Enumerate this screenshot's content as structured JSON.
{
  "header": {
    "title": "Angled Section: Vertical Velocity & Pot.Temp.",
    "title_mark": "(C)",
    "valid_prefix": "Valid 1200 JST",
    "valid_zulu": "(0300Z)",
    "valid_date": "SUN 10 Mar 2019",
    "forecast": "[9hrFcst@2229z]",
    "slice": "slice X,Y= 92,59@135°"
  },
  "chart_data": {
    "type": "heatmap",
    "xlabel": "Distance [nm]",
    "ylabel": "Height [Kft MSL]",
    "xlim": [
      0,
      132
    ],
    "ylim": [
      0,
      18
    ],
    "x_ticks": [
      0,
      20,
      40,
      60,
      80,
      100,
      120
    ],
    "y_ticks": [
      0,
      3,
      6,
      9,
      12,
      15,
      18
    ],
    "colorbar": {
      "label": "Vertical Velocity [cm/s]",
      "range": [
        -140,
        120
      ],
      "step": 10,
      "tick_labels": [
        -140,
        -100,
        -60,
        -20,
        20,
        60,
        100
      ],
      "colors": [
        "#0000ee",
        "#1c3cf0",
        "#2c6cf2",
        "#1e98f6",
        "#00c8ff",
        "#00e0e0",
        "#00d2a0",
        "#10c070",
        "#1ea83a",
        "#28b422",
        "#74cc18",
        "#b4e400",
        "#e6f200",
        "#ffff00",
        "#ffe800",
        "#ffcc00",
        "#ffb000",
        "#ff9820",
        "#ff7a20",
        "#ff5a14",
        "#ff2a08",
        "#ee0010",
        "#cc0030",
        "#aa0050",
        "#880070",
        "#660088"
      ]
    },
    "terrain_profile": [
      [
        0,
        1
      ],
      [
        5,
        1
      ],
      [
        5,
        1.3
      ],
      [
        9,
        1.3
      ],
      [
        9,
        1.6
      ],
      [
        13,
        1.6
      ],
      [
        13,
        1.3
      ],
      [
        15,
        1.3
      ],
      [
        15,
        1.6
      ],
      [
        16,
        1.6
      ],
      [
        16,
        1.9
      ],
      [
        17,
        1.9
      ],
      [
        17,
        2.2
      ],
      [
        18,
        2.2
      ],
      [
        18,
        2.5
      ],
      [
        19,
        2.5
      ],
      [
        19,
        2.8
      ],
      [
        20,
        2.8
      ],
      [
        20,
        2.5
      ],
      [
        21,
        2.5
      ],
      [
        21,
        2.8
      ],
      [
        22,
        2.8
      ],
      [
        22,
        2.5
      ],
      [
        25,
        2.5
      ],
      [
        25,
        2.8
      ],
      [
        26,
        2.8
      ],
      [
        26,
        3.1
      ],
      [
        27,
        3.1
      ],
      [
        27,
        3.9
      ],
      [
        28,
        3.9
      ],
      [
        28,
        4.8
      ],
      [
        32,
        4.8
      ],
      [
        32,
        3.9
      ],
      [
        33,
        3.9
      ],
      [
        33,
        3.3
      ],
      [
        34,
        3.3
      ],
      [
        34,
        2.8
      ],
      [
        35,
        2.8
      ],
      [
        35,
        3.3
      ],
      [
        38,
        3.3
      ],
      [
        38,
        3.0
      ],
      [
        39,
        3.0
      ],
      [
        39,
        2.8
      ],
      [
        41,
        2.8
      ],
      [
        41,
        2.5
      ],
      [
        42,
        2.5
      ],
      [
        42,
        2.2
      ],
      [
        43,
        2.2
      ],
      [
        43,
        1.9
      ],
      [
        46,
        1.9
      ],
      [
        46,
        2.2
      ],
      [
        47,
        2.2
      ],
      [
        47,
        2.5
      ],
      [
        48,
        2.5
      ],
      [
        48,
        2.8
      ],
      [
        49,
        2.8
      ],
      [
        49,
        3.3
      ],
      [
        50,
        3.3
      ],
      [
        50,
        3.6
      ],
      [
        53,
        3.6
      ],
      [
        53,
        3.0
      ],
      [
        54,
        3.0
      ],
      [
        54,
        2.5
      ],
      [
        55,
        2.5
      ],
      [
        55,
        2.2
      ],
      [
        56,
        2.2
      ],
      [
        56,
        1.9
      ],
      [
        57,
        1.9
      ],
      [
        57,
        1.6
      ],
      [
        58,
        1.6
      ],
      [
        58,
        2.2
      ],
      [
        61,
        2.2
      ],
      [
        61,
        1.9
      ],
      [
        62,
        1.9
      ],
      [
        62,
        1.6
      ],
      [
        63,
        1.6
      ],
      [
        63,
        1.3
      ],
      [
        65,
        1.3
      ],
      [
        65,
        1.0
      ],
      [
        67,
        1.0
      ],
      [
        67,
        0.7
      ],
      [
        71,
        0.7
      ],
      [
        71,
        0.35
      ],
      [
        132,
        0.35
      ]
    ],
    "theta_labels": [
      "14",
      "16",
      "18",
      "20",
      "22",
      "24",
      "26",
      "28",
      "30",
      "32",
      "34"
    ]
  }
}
************
From the data above, copy each line where the string "Vertical" appears.

    "title": "Angled Section: Vertical Velocity & Pot.Temp.",
      "label": "Vertical Velocity [cm/s]",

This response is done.